Out of all the lines below, count those with the word "again". Give the number only.

### Records for the task
● ● ●
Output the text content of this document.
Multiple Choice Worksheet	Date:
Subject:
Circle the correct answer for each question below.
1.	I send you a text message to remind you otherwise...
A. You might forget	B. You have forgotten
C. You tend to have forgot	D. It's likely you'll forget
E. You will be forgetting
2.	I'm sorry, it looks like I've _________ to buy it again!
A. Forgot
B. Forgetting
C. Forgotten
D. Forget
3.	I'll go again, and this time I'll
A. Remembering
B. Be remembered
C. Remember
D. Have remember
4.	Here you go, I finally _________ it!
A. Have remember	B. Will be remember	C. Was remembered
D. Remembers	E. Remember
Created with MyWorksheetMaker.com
● ● ●
### Exercise answer
2